(Collected data entries)
+===+

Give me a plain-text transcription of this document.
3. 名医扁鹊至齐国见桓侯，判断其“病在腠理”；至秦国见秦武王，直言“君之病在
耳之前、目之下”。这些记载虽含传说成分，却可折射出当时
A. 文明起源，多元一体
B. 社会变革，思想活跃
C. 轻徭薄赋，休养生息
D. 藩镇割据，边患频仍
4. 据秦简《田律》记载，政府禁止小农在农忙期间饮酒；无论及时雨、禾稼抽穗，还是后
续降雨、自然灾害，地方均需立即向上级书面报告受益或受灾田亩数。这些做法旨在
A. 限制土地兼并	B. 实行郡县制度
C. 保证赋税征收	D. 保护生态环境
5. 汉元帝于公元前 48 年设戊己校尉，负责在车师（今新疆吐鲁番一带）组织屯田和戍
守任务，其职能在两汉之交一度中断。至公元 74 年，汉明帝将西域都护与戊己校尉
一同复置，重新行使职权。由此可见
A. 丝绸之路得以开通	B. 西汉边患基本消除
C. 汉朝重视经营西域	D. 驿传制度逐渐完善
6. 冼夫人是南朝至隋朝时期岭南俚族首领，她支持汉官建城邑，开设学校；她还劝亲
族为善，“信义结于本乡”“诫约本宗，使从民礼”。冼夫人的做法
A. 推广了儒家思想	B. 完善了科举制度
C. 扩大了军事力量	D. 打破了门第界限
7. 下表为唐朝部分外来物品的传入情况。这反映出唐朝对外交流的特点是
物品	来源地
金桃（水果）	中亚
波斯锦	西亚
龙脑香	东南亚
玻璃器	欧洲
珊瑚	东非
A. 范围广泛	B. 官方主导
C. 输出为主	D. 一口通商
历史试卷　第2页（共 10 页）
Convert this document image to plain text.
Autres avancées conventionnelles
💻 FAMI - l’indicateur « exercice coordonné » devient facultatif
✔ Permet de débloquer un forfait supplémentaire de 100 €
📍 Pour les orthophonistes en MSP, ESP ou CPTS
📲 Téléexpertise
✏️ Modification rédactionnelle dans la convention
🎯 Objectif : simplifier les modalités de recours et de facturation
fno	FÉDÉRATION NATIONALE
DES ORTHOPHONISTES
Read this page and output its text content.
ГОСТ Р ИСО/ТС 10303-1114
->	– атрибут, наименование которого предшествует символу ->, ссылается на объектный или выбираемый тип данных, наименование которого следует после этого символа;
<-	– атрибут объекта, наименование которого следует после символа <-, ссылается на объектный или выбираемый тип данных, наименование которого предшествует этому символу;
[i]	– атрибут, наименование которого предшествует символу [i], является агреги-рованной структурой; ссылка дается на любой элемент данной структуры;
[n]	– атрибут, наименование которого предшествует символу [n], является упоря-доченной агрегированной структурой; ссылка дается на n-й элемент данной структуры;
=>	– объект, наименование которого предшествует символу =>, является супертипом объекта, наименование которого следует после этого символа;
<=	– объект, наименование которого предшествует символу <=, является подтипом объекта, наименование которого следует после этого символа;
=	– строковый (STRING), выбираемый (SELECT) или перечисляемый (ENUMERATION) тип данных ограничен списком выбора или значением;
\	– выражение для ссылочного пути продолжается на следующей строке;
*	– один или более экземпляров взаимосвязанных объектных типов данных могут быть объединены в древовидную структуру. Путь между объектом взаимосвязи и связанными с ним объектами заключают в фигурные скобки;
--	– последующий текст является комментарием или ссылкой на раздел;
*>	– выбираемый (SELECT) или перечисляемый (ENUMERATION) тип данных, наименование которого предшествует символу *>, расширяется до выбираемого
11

+===+

From the first line to the last, please quote the material above exactly.

- _Response_:
Give me a plain-text transcription of this document.
3. 名医扁鹊至齐国见桓侯，判断其“病在腠理”；至秦国见秦武王，直言“君之病在
耳之前、目之下”。这些记载虽含传说成分，却可折射出当时
A. 文明起源，多元一体
B. 社会变革，思想活跃
C. 轻徭薄赋，休养生息
D. 藩镇割据，边患频仍
4. 据秦简《田律》记载，政府禁止小农在农忙期间饮酒；无论及时雨、禾稼抽穗，还是后
续降雨、自然灾害，地方均需立即向上级书面报告受益或受灾田亩数。这些做法旨在
A. 限制土地兼并	B. 实行郡县制度
C. 保证赋税征收	D. 保护生态环境
5. 汉元帝于公元前 48 年设戊己校尉，负责在车师（今新疆吐鲁番一带）组织屯田和戍
守任务，其职能在两汉之交一度中断。至公元 74 年，汉明帝将西域都护与戊己校尉
一同复置，重新行使职权。由此可见
A. 丝绸之路得以开通	B. 西汉边患基本消除
C. 汉朝重视经营西域	D. 驿传制度逐渐完善
6. 冼夫人是南朝至隋朝时期岭南俚族首领，她支持汉官建城邑，开设学校；她还劝亲
族为善，“信义结于本乡”“诫约本宗，使从民礼”。冼夫人的做法
A. 推广了儒家思想	B. 完善了科举制度
C. 扩大了军事力量	D. 打破了门第界限
7. 下表为唐朝部分外来物品的传入情况。这反映出唐朝对外交流的特点是
物品	来源地
金桃（水果）	中亚
波斯锦	西亚
龙脑香	东南亚
玻璃器	欧洲
珊瑚	东非
A. 范围广泛	B. 官方主导
C. 输出为主	D. 一口通商
历史试卷　第2页（共 10 页）
Convert this document image to plain text.
Autres avancées conventionnelles
💻 FAMI - l’indicateur « exercice coordonné » devient facultatif
✔ Permet de débloquer un forfait supplémentaire de 100 €
📍 Pour les orthophonistes en MSP, ESP ou CPTS
📲 Téléexpertise
✏️ Modification rédactionnelle dans la convention
🎯 Objectif : simplifier les modalités de recours et de facturation
fno	FÉDÉRATION NATIONALE
DES ORTHOPHONISTES
Read this page and output its text content.
ГОСТ Р ИСО/ТС 10303-1114
->	– атрибут, наименование которого предшествует символу ->, ссылается на объектный или выбираемый тип данных, наименование которого следует после этого символа;
<-	– атрибут объекта, наименование которого следует после символа <-, ссылается на объектный или выбираемый тип данных, наименование которого предшествует этому символу;
[i]	– атрибут, наименование которого предшествует символу [i], является агреги-рованной структурой; ссылка дается на любой элемент данной структуры;
[n]	– атрибут, наименование которого предшествует символу [n], является упоря-доченной агрегированной структурой; ссылка дается на n-й элемент данной структуры;
=>	– объект, наименование которого предшествует символу =>, является супертипом объекта, наименование которого следует после этого символа;
<=	– объект, наименование которого предшествует символу <=, является подтипом объекта, наименование которого следует после этого символа;
=	– строковый (STRING), выбираемый (SELECT) или перечисляемый (ENUMERATION) тип данных ограничен списком выбора или значением;
\	– выражение для ссылочного пути продолжается на следующей строке;
*	– один или более экземпляров взаимосвязанных объектных типов данных могут быть объединены в древовидную структуру. Путь между объектом взаимосвязи и связанными с ним объектами заключают в фигурные скобки;
--	– последующий текст является комментарием или ссылкой на раздел;
*>	– выбираемый (SELECT) или перечисляемый (ENUMERATION) тип данных, наименование которого предшествует символу *>, расширяется до выбираемого
11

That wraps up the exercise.